> _WHAT TO PRODUCE_
Pull every line with the word "Layer" out of the entries below.

> _RECORDS SHOWN_
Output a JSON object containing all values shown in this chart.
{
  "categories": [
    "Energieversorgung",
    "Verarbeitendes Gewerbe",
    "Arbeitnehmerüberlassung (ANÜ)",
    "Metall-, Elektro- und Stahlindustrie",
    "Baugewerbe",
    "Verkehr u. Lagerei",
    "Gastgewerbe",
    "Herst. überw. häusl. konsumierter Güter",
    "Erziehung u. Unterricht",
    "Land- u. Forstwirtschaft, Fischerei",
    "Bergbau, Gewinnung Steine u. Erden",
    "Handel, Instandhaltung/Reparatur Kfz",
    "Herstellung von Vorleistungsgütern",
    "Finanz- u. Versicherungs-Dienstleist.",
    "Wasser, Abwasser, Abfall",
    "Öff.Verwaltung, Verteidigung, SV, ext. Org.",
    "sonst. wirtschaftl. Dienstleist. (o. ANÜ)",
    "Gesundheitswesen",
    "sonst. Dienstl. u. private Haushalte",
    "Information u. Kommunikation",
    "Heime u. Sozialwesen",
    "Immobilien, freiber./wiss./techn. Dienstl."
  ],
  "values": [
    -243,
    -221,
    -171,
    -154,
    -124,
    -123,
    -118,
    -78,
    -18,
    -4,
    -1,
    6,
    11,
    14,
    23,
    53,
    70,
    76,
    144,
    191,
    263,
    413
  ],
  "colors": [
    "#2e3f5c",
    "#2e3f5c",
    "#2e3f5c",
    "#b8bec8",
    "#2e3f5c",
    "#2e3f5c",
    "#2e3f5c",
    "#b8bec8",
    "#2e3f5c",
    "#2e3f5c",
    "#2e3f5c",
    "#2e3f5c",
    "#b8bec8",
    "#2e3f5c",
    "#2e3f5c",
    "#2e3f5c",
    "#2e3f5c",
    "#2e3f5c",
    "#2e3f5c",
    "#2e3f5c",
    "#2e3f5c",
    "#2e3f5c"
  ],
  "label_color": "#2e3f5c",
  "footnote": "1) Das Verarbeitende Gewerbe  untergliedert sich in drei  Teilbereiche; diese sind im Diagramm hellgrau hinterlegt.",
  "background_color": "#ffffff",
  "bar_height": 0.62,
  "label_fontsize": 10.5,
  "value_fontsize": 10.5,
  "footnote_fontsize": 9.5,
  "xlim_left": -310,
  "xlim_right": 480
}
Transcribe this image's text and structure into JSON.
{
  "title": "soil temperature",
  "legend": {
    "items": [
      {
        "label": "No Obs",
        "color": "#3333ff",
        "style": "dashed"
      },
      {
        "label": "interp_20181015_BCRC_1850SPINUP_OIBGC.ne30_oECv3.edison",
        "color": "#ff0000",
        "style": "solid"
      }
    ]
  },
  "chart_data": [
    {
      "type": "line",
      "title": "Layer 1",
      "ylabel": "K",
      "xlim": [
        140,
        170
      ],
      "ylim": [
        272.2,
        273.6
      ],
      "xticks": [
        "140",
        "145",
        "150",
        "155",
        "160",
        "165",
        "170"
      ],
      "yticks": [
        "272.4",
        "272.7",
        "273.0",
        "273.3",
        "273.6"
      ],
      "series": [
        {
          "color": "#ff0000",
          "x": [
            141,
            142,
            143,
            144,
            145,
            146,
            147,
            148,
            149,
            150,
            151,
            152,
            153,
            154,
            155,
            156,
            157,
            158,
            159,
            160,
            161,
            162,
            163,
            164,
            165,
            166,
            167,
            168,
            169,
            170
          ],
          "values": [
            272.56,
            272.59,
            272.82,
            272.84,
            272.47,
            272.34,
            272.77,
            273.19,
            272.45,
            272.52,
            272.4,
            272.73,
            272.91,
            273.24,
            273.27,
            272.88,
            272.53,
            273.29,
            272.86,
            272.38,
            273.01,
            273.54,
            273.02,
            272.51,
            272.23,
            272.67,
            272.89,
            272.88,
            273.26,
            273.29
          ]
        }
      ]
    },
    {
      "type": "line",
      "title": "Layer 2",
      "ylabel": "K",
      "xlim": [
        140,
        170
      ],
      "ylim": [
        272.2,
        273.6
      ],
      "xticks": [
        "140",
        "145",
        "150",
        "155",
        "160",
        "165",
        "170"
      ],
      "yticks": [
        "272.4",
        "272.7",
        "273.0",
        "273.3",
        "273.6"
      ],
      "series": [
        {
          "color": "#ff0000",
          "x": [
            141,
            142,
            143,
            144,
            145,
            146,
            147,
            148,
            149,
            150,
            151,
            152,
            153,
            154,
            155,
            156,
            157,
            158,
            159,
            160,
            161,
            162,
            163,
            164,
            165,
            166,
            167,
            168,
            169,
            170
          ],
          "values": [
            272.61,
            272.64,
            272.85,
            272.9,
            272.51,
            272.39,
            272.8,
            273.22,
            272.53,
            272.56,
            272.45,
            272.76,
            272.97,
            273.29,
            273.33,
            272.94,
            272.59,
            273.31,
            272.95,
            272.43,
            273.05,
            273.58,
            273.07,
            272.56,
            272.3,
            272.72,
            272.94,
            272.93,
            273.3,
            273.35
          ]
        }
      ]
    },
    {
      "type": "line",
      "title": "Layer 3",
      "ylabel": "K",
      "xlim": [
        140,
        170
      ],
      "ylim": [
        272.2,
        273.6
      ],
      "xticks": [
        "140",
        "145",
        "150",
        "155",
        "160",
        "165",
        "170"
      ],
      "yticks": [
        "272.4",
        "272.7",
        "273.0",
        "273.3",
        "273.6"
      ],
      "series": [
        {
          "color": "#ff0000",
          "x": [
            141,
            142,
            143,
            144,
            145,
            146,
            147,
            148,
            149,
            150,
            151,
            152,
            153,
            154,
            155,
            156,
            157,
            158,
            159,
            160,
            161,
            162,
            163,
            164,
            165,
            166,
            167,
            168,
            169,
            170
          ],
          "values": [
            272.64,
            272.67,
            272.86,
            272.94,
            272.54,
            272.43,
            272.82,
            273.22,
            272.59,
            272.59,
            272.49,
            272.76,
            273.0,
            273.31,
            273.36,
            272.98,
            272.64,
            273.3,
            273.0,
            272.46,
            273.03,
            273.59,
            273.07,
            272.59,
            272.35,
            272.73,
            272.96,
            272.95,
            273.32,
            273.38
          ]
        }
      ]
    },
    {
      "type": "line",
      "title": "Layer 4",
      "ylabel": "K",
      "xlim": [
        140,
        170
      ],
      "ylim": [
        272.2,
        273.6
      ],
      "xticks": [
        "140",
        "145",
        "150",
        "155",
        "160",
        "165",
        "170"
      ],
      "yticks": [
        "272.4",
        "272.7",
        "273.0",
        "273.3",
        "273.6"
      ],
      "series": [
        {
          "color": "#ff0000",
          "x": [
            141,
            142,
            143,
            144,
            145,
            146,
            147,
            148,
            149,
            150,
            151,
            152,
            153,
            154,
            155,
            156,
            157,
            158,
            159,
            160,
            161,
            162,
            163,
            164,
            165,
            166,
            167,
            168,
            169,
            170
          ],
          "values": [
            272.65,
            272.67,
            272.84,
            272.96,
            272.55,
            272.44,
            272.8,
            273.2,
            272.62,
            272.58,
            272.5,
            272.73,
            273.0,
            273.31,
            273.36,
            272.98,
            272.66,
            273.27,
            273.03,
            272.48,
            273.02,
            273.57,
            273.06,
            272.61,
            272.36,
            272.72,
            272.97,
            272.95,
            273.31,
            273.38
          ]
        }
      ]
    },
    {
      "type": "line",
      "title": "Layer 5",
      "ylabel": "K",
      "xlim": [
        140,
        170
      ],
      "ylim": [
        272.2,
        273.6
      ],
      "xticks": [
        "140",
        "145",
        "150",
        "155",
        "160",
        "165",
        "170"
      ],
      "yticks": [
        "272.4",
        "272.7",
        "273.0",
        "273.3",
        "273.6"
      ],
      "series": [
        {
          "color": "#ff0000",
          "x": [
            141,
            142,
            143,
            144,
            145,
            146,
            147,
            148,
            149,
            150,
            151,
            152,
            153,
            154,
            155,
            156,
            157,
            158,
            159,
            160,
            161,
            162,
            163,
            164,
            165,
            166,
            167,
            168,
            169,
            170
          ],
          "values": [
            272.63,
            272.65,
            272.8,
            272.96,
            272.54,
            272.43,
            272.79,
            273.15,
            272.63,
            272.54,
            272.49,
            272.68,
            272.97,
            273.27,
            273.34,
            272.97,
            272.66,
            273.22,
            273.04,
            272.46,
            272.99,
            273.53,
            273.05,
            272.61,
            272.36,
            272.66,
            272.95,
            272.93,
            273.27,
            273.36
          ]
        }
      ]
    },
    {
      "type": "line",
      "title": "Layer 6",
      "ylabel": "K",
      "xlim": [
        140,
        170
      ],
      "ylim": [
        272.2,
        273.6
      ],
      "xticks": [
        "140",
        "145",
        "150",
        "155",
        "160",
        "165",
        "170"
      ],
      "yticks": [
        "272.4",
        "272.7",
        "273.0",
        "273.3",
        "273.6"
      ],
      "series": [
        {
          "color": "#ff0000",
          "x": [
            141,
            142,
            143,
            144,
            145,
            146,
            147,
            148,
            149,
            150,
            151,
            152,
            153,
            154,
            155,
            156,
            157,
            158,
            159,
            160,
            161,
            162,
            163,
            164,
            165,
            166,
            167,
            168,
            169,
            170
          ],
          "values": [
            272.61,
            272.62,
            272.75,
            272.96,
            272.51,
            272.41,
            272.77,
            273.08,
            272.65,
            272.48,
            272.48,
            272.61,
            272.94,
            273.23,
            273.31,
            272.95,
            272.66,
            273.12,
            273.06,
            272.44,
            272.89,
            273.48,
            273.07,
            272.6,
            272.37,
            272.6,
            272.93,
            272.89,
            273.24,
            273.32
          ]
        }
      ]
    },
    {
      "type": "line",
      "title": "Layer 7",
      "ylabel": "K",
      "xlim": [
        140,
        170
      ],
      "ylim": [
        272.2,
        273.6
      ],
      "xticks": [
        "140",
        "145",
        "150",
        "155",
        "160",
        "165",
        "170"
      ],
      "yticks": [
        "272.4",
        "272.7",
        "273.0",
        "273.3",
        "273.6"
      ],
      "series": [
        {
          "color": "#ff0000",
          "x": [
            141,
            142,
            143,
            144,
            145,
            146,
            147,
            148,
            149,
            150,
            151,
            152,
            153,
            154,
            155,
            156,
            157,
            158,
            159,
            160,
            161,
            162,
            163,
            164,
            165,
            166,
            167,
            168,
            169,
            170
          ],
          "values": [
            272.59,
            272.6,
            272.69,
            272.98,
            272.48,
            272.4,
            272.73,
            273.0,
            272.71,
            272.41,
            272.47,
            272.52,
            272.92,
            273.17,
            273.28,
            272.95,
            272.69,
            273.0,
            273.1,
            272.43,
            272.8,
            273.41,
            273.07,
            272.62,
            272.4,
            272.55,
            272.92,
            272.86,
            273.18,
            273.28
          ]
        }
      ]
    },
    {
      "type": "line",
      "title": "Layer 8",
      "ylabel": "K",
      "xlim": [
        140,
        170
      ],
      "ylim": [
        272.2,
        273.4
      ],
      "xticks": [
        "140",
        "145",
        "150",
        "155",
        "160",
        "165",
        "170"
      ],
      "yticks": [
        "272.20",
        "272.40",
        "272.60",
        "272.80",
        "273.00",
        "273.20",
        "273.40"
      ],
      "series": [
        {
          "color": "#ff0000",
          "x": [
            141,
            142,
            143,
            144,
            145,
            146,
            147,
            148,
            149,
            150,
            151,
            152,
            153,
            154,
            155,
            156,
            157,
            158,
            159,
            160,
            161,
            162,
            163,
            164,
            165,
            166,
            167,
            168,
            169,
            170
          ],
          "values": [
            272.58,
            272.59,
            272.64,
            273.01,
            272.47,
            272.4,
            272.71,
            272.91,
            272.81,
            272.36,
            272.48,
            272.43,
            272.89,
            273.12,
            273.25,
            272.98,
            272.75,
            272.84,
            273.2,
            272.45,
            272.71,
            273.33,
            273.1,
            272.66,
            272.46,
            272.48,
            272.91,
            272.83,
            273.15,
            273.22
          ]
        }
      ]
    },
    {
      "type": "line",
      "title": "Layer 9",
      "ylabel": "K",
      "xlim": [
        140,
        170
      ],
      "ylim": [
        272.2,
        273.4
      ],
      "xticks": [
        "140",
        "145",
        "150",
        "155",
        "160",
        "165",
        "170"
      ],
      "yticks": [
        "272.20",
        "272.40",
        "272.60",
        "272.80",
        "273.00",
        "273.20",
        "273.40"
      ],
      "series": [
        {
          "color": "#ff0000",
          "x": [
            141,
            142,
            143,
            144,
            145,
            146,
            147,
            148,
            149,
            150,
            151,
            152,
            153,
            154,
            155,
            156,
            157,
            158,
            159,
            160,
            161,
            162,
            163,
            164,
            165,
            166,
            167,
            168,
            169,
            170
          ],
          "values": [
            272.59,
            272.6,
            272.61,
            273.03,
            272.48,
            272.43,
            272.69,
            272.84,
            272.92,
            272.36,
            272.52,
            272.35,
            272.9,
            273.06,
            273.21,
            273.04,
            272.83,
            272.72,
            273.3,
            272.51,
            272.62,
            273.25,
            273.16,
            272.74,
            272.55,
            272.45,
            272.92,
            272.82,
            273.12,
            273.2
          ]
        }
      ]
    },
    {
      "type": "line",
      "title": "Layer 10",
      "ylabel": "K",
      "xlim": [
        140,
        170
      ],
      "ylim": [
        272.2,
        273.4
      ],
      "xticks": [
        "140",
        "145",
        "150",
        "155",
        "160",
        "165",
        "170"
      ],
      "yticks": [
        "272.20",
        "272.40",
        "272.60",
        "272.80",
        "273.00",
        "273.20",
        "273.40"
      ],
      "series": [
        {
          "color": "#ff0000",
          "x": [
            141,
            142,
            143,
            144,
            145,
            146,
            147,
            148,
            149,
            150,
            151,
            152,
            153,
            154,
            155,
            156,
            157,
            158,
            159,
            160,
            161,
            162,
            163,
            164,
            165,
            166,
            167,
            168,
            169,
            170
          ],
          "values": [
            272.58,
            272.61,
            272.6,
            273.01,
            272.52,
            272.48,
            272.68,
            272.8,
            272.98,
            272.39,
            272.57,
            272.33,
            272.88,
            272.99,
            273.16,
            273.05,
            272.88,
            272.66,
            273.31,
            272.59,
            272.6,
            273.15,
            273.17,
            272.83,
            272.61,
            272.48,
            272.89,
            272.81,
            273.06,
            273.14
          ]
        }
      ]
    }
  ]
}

> _OUTPUT BELOW_
      "title": "Layer 1",
      "title": "Layer 2",
      "title": "Layer 3",
      "title": "Layer 4",
      "title": "Layer 5",
      "title": "Layer 6",
      "title": "Layer 7",
      "title": "Layer 8",
      "title": "Layer 9",
      "title": "Layer 10",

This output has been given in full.